↓

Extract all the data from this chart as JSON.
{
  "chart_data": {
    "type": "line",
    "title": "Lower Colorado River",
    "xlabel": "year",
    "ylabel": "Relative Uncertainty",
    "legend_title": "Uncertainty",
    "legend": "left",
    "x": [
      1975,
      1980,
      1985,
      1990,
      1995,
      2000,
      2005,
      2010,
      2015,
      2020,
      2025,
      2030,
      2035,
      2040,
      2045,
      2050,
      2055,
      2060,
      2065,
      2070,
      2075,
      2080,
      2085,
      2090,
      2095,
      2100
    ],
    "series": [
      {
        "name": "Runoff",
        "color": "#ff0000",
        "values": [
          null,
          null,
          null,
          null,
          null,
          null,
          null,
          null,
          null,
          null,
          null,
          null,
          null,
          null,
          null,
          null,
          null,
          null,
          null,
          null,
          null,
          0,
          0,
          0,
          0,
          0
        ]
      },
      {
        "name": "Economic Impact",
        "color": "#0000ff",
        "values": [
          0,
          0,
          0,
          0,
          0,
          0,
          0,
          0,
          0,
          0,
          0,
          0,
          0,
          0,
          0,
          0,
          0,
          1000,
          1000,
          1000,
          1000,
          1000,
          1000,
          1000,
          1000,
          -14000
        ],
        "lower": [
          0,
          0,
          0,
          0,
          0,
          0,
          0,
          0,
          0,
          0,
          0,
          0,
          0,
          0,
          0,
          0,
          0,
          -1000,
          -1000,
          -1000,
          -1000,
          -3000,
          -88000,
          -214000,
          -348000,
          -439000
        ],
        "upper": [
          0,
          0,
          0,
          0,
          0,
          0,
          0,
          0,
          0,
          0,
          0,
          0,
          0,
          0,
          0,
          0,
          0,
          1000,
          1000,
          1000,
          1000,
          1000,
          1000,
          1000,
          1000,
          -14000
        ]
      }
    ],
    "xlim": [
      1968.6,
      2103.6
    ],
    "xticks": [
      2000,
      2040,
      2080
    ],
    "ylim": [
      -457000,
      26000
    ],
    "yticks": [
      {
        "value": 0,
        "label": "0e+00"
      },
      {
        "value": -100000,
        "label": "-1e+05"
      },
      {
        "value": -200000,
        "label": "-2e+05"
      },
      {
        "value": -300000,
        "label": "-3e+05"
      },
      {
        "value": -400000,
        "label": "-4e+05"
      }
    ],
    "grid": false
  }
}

↑

:: GOAL ::
Locate each line containing the string "Uncertainty" and show it.

:: WRITTEN RESPONSE ::
    "ylabel": "Relative Uncertainty",
    "legend_title": "Uncertainty",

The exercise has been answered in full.